BEGIN RECORDS

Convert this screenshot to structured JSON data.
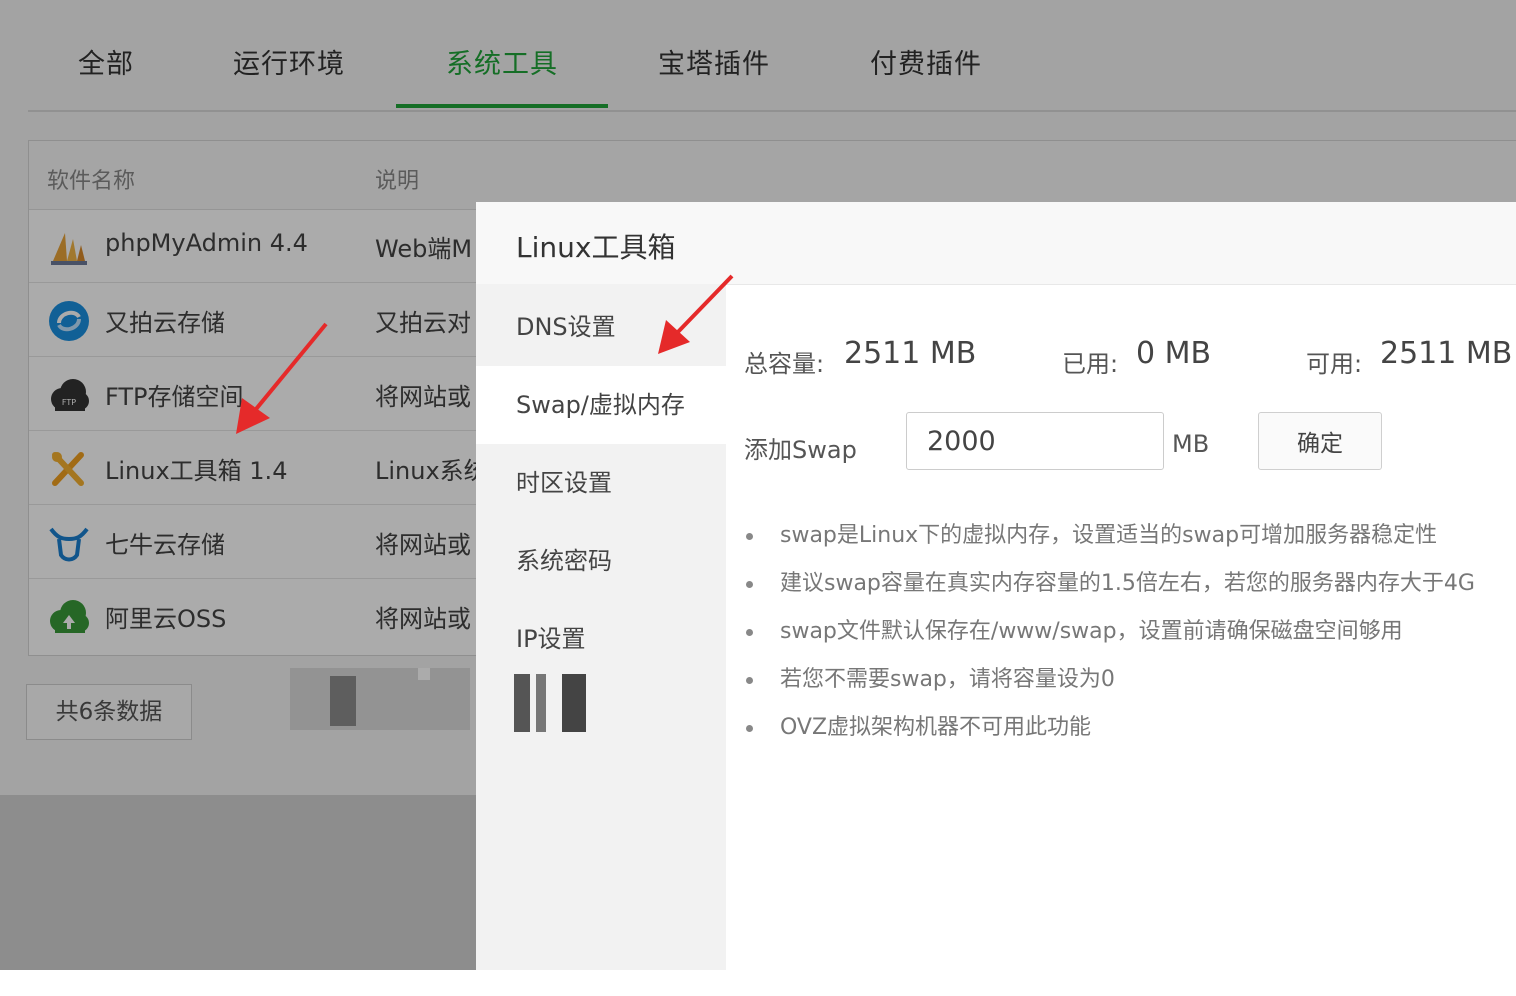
{
  "tabs": {
    "items": [
      {
        "label": "全部"
      },
      {
        "label": "运行环境"
      },
      {
        "label": "系统工具",
        "active": true
      },
      {
        "label": "宝塔插件"
      },
      {
        "label": "付费插件"
      }
    ]
  },
  "table": {
    "headers": {
      "name": "软件名称",
      "desc": "说明"
    },
    "rows": [
      {
        "name": "phpMyAdmin 4.4",
        "desc": "Web端M",
        "icon": "phpmyadmin-icon"
      },
      {
        "name": "又拍云存储",
        "desc": "又拍云对",
        "icon": "upyun-icon"
      },
      {
        "name": "FTP存储空间",
        "desc": "将网站或",
        "icon": "ftp-cloud-icon"
      },
      {
        "name": "Linux工具箱 1.4",
        "desc": "Linux系统",
        "icon": "tools-icon"
      },
      {
        "name": "七牛云存储",
        "desc": "将网站或",
        "icon": "qiniu-icon"
      },
      {
        "name": "阿里云OSS",
        "desc": "将网站或",
        "icon": "aliyun-icon"
      }
    ]
  },
  "pager": {
    "label": "共6条数据"
  },
  "dialog": {
    "title": "Linux工具箱",
    "menu": [
      {
        "label": "DNS设置"
      },
      {
        "label": "Swap/虚拟内存",
        "active": true
      },
      {
        "label": "时区设置"
      },
      {
        "label": "系统密码"
      },
      {
        "label": "IP设置"
      }
    ],
    "stats": {
      "total_label": "总容量:",
      "total_value": "2511 MB",
      "used_label": "已用:",
      "used_value": "0 MB",
      "avail_label": "可用:",
      "avail_value": "2511 MB"
    },
    "add_swap": {
      "label": "添加Swap",
      "value": "2000",
      "unit": "MB",
      "confirm_label": "确定"
    },
    "tips": [
      "swap是Linux下的虚拟内存，设置适当的swap可增加服务器稳定性",
      "建议swap容量在真实内存容量的1.5倍左右，若您的服务器内存大于4G",
      "swap文件默认保存在/www/swap，设置前请确保磁盘空间够用",
      "若您不需要swap，请将容量设为0",
      "OVZ虚拟架构机器不可用此功能"
    ]
  },
  "colors": {
    "accent": "#20a53a",
    "arrow": "#e52a2a"
  }
}
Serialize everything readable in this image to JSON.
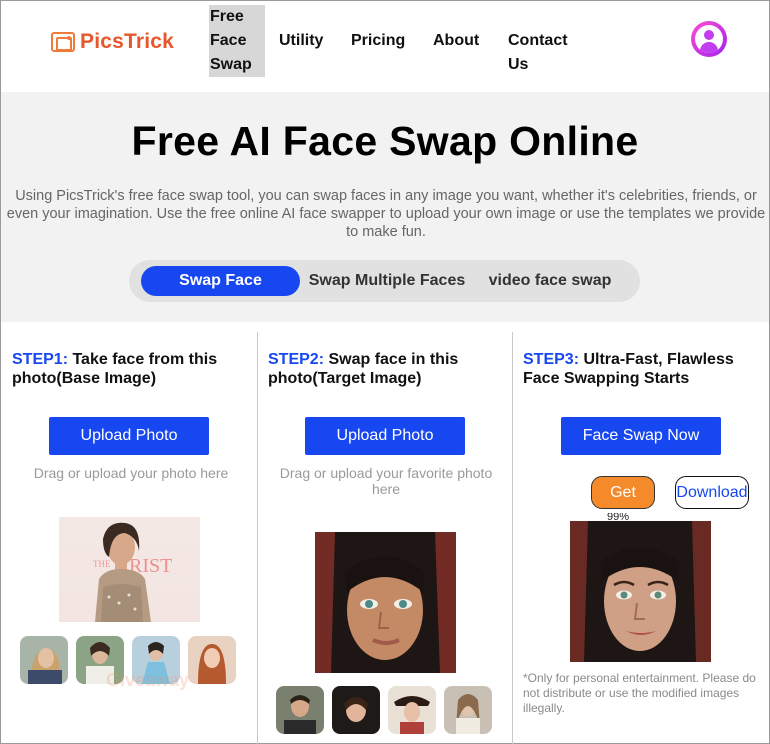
{
  "header": {
    "logo_text": "PicsTrick",
    "nav": [
      {
        "label": "Free Face Swap"
      },
      {
        "label": "Utility"
      },
      {
        "label": "Pricing"
      },
      {
        "label": "About"
      },
      {
        "label": "Contact Us"
      }
    ],
    "avatar_icon": "user-icon"
  },
  "hero": {
    "title": "Free AI Face Swap Online",
    "description": "Using PicsTrick's free face swap tool, you can swap faces in any image you want, whether it's celebrities, friends, or even your imagination. Use the free online AI face swapper to upload your own image or use the templates we provide to make fun.",
    "tabs": [
      {
        "label": "Swap Face",
        "active": true
      },
      {
        "label": "Swap Multiple Faces",
        "active": false
      },
      {
        "label": "video face swap",
        "active": false
      }
    ]
  },
  "steps": [
    {
      "num": "STEP1:",
      "title": "Take face from this photo(Base Image)",
      "button": "Upload Photo",
      "hint": "Drag or upload your photo here"
    },
    {
      "num": "STEP2:",
      "title": "Swap face in this photo(Target Image)",
      "button": "Upload Photo",
      "hint": "Drag or upload your favorite photo here"
    },
    {
      "num": "STEP3:",
      "title": "Ultra-Fast, Flawless Face Swapping Starts",
      "button": "Face Swap Now",
      "get_label": "Get",
      "download_label": "Download",
      "progress": "99%",
      "note": "*Only for personal entertainment. Please do not distribute or use the modified images illegally."
    }
  ],
  "watermark": "Giveaway",
  "colors": {
    "accent": "#1747f0",
    "logo": "#e8572c",
    "get_button": "#f48a2a",
    "hero_bg": "#f2f2f2"
  }
}
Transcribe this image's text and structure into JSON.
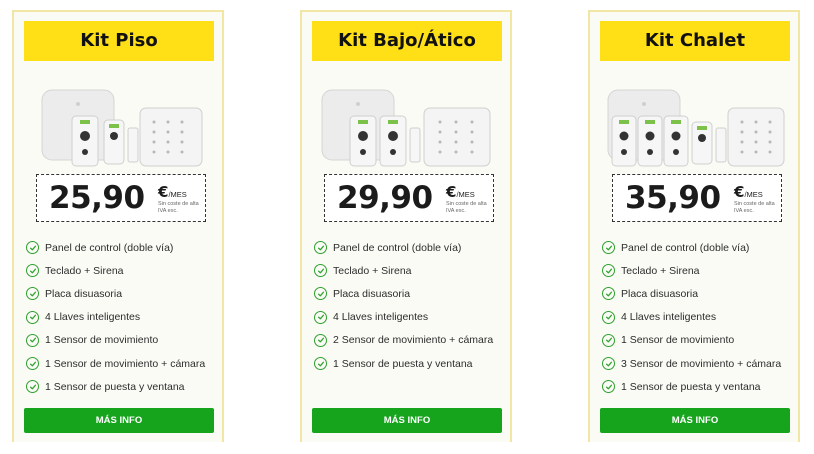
{
  "colors": {
    "title_bg": "#ffdf16",
    "button_bg": "#16a41d",
    "check": "#2ea12e",
    "card_border": "#f2e6a4"
  },
  "kits": [
    {
      "title": "Kit Piso",
      "price": "25,90",
      "currency": "€",
      "period": "/MES",
      "note": "Sin coste de alta IVA exc.",
      "features": [
        "Panel de control (doble vía)",
        "Teclado + Sirena",
        "Placa disuasoria",
        "4 Llaves inteligentes",
        "1 Sensor de movimiento",
        "1 Sensor de movimiento + cámara",
        "1 Sensor de puesta y ventana"
      ],
      "button": "MÁS INFO",
      "icons": [
        "check-circle-icon"
      ]
    },
    {
      "title": "Kit Bajo/Ático",
      "price": "29,90",
      "currency": "€",
      "period": "/MES",
      "note": "Sin coste de alta IVA exc.",
      "features": [
        "Panel de control (doble vía)",
        "Teclado + Sirena",
        "Placa disuasoria",
        "4 Llaves inteligentes",
        "2 Sensor de movimiento + cámara",
        "1 Sensor de puesta y ventana"
      ],
      "button": "MÁS INFO",
      "icons": [
        "check-circle-icon"
      ]
    },
    {
      "title": "Kit Chalet",
      "price": "35,90",
      "currency": "€",
      "period": "/MES",
      "note": "Sin coste de alta IVA exc.",
      "features": [
        "Panel de control (doble vía)",
        "Teclado + Sirena",
        "Placa disuasoria",
        "4 Llaves inteligentes",
        "1 Sensor de movimiento",
        "3 Sensor de movimiento + cámara",
        "1 Sensor de puesta y ventana"
      ],
      "button": "MÁS INFO",
      "icons": [
        "check-circle-icon"
      ]
    }
  ]
}
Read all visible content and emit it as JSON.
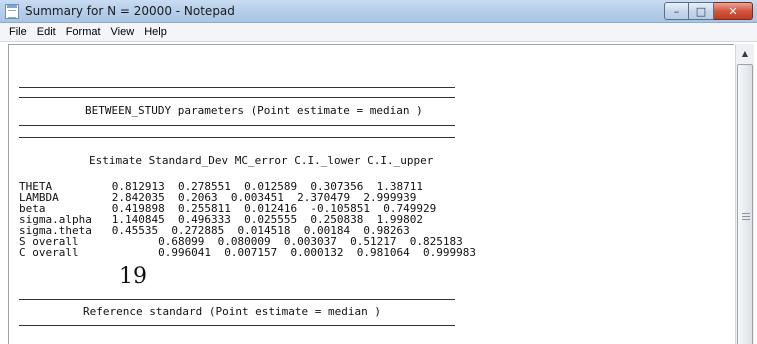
{
  "window": {
    "title": "Summary for N = 20000  - Notepad",
    "controls": {
      "minimize": "–",
      "maximize": "□",
      "close": "✕"
    }
  },
  "menu": {
    "items": [
      "File",
      "Edit",
      "Format",
      "View",
      "Help"
    ]
  },
  "document": {
    "between_heading": "BETWEEN_STUDY parameters (Point estimate = median )",
    "columns_header": "Estimate Standard_Dev MC_error C.I._lower C.I._upper",
    "rows": [
      "THETA         0.812913  0.278551  0.012589  0.307356  1.38711",
      "LAMBDA        2.842035  0.2063  0.003451  2.370479  2.999939",
      "beta          0.419898  0.255811  0.012416  -0.105851  0.749929",
      "sigma.alpha   1.140845  0.496333  0.025555  0.250838  1.99802",
      "sigma.theta   0.45535  0.272885  0.014518  0.00184  0.98263",
      "S overall            0.68099  0.080009  0.003037  0.51217  0.825183",
      "C overall            0.996041  0.007157  0.000132  0.981064  0.999983"
    ],
    "page_number": "19",
    "reference_heading": "Reference standard (Point estimate = median )"
  },
  "scrollbar": {
    "up_arrow": "▲",
    "thumb_grip": "grip-icon"
  }
}
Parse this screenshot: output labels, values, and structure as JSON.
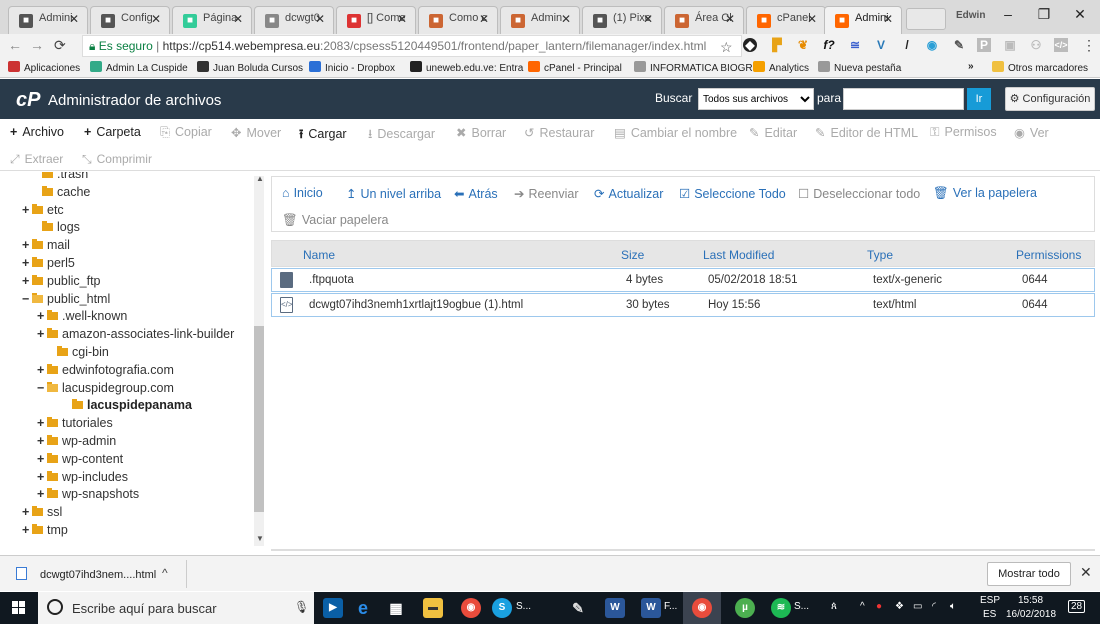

END RECORDS

## YOUR INSTRUCTIONS
From the listing above, return each line with the word "name".

## THE OUTPUT
      "name": "软件名称",
        "name": "phpMyAdmin 4.4",
        "name": "又拍云存储",
        "name": "FTP存储空间",
        "name": "Linux工具箱 1.4",
        "name": "七牛云存储",
        "name": "阿里云OSS",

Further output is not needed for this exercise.